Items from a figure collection
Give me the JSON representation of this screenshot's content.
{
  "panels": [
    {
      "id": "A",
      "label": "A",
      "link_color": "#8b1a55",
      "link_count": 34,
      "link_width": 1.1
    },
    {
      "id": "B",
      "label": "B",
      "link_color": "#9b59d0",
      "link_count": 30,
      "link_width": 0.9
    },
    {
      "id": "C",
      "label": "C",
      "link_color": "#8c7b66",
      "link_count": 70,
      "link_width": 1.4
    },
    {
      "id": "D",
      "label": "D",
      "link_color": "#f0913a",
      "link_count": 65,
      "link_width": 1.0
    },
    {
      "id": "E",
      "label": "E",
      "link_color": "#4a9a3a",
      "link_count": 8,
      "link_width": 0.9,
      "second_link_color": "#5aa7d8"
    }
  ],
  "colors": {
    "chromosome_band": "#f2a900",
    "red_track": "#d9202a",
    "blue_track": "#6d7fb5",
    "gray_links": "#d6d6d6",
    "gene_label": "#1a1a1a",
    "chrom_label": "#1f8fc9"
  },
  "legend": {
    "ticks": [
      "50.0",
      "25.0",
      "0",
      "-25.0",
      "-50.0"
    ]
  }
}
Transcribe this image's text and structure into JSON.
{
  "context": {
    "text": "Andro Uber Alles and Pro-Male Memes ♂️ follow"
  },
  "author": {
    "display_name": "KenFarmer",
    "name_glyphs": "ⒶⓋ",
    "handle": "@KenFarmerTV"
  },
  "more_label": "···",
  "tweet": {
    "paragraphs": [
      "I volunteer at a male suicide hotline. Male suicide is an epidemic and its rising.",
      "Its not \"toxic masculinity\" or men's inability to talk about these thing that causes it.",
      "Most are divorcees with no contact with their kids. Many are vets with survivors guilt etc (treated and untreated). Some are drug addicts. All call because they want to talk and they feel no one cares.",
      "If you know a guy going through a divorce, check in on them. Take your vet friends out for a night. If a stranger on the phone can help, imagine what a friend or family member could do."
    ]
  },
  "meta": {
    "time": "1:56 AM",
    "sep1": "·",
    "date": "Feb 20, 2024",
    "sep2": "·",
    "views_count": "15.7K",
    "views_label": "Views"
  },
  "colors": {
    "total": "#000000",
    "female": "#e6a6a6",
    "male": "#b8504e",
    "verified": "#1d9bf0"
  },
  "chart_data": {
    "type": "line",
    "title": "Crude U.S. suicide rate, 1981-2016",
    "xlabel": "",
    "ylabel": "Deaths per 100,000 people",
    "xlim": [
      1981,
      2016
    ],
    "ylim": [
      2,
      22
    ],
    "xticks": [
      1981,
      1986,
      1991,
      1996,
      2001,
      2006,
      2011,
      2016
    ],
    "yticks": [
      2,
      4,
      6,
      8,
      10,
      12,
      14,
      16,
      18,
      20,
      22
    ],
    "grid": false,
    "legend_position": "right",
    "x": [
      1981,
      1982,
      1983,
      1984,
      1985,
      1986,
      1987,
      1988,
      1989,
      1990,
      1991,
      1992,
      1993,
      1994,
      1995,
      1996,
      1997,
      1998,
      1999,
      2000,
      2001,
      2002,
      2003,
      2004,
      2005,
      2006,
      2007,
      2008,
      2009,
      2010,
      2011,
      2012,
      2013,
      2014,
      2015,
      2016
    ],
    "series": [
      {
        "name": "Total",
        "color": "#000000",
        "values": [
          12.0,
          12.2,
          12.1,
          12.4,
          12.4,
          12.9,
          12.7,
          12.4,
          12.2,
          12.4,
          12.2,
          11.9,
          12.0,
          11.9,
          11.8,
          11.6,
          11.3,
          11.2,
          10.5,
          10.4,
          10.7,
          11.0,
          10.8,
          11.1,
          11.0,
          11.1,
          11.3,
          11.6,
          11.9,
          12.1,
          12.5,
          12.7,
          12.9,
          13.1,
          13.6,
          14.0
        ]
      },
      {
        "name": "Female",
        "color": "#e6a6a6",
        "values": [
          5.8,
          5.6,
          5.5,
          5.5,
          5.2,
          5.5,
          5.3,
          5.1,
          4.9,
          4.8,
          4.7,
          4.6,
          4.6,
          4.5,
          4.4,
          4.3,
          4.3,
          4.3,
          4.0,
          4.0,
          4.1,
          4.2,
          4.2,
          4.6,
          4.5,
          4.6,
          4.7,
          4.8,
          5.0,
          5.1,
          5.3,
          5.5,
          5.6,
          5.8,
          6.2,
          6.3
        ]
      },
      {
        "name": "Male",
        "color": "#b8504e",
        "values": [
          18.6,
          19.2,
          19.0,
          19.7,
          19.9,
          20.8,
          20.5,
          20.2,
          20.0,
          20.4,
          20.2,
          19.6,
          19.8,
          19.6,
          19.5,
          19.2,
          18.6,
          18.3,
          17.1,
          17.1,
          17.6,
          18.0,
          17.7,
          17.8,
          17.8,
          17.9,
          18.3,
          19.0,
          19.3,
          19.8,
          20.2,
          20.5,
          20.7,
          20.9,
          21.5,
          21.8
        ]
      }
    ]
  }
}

• _What is being asked_: Considering only the records above, state the number of lines that include the word "talk", with nothing added.

• _Exercise solution_: 2